--- Records shown ---
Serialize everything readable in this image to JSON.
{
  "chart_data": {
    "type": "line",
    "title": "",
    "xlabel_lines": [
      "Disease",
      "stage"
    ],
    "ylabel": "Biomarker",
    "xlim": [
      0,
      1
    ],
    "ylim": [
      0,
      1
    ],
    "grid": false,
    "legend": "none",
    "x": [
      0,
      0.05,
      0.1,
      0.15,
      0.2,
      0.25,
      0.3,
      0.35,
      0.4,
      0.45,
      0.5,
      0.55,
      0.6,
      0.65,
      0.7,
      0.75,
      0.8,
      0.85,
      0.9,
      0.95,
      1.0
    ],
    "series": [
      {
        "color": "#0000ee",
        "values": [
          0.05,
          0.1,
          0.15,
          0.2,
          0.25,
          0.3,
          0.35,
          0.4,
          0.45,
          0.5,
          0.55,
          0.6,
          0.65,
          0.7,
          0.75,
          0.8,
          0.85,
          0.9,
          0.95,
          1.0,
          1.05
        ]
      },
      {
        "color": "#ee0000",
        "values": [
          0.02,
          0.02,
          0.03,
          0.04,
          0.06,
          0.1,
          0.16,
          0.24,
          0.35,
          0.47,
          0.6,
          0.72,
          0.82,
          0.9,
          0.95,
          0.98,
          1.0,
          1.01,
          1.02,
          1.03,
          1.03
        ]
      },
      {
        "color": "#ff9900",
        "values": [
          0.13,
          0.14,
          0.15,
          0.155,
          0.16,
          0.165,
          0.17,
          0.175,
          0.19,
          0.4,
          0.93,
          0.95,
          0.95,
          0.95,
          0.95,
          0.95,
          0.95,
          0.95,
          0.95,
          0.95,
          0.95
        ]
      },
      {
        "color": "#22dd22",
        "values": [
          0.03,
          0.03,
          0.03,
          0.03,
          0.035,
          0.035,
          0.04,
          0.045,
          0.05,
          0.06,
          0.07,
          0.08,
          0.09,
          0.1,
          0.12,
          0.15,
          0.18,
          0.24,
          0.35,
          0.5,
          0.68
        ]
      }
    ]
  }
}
---
Requirement -> Copy every line above that includes the string "color".

Exercise answer ->
        "color": "#0000ee",
        "color": "#ee0000",
        "color": "#ff9900",
        "color": "#22dd22",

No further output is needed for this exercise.